| STATED EXERCISE |
Identify all lines in the data containing the string "background". Copy them out.

| ENTRIES |
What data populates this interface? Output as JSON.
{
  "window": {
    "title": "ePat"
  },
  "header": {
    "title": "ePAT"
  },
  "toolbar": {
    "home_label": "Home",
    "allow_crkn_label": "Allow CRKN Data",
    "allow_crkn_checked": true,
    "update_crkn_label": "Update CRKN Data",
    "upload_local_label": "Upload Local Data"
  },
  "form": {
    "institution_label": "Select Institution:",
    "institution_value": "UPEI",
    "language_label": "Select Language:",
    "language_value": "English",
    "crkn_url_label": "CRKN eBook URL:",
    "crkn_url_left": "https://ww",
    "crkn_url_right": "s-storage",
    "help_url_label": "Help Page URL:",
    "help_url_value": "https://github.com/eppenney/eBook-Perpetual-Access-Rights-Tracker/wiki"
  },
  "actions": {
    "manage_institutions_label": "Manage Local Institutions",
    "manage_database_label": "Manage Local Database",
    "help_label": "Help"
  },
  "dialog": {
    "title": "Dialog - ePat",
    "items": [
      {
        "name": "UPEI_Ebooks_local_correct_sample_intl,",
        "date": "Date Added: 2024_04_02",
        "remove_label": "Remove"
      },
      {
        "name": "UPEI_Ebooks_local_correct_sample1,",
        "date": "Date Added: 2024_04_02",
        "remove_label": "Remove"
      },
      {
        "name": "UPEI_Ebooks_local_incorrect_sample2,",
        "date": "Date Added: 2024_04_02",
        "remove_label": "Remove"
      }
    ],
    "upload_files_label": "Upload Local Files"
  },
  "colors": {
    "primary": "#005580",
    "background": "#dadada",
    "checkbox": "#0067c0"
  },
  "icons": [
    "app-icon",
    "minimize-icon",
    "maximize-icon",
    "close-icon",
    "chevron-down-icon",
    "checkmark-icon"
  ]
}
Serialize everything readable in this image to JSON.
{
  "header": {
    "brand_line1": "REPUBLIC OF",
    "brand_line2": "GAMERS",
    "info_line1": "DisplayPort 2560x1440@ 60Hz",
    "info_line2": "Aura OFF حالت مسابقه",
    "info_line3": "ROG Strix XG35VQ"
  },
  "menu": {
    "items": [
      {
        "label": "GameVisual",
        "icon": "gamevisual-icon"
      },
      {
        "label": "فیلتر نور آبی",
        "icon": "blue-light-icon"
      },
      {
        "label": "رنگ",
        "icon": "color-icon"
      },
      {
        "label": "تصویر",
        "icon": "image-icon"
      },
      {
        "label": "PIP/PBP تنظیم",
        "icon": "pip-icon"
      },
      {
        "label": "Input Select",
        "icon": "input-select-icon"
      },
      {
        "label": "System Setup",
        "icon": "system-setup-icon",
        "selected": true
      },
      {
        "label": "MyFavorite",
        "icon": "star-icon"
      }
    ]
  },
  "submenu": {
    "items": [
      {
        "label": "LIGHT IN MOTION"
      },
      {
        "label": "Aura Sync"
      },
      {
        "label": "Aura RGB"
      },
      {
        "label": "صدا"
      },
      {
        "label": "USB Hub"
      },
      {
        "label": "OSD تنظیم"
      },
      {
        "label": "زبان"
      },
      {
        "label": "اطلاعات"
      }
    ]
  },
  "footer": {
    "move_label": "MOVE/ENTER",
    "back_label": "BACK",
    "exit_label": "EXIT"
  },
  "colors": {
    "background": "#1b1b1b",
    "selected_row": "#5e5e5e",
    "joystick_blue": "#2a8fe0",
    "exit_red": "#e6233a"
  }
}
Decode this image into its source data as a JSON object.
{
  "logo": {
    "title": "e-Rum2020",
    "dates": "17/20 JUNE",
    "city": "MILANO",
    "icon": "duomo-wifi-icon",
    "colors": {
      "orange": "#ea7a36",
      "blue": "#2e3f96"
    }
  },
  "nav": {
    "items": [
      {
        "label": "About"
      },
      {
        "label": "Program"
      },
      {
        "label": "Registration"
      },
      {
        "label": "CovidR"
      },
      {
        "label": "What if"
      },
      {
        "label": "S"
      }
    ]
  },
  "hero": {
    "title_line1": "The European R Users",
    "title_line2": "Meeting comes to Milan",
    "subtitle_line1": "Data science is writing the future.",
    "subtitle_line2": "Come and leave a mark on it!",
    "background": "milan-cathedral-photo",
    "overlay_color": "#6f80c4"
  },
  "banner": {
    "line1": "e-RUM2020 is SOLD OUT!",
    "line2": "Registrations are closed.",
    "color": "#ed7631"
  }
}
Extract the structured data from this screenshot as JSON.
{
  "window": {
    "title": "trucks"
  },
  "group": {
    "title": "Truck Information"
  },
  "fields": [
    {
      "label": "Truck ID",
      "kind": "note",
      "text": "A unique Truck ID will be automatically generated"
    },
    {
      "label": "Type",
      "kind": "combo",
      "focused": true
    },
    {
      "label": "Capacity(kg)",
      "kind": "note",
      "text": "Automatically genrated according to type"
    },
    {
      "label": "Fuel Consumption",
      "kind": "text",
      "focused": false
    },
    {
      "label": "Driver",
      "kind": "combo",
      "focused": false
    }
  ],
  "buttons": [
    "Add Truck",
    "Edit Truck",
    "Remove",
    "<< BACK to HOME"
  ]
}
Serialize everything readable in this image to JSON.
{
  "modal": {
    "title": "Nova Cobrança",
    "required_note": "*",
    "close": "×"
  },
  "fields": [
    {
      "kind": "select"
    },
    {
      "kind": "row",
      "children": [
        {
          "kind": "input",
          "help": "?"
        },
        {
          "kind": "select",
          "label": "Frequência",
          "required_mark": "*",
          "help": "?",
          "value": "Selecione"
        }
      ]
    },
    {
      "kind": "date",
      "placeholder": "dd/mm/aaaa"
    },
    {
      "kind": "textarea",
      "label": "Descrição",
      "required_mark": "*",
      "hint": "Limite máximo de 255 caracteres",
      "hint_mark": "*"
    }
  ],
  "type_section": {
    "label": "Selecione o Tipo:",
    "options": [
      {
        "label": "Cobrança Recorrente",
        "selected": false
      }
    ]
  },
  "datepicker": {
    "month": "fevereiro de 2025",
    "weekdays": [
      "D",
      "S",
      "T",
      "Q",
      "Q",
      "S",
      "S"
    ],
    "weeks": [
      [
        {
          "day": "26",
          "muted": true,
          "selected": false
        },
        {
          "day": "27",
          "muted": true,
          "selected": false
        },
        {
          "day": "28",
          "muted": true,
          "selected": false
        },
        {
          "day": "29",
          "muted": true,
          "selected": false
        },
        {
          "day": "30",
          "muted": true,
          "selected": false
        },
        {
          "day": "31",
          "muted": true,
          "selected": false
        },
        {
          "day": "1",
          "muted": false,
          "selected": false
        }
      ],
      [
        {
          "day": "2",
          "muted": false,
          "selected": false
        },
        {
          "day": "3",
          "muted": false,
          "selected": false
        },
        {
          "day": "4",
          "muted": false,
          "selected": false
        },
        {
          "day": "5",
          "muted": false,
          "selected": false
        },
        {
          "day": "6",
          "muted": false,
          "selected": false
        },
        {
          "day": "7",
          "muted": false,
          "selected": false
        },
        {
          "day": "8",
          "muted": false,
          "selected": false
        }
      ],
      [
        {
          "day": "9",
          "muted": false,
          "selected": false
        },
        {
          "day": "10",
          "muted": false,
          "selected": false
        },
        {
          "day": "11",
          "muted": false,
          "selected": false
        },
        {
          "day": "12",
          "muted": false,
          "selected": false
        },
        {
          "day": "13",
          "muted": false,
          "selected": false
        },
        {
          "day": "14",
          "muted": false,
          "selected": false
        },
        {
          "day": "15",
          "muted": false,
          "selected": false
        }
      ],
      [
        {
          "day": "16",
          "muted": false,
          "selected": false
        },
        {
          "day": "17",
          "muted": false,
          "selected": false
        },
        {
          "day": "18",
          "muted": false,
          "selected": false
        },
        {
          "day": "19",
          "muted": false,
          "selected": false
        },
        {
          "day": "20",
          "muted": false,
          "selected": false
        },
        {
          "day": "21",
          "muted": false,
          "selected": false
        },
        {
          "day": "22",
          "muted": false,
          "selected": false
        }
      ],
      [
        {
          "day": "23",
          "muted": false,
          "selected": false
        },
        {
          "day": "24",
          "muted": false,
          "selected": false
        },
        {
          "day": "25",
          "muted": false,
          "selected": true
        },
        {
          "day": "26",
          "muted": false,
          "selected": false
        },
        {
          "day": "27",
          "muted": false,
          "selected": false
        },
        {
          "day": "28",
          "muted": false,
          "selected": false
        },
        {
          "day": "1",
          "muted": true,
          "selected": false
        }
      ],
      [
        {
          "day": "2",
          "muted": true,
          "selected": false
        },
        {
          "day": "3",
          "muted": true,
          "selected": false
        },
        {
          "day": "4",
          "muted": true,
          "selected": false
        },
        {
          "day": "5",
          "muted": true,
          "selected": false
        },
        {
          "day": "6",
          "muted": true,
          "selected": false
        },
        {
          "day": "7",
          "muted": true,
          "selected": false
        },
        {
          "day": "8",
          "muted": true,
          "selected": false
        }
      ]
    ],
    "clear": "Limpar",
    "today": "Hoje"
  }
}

| WRITTEN REPLY |
    "background": "#dadada",
    "background": "#1b1b1b",
    "background": "milan-cathedral-photo",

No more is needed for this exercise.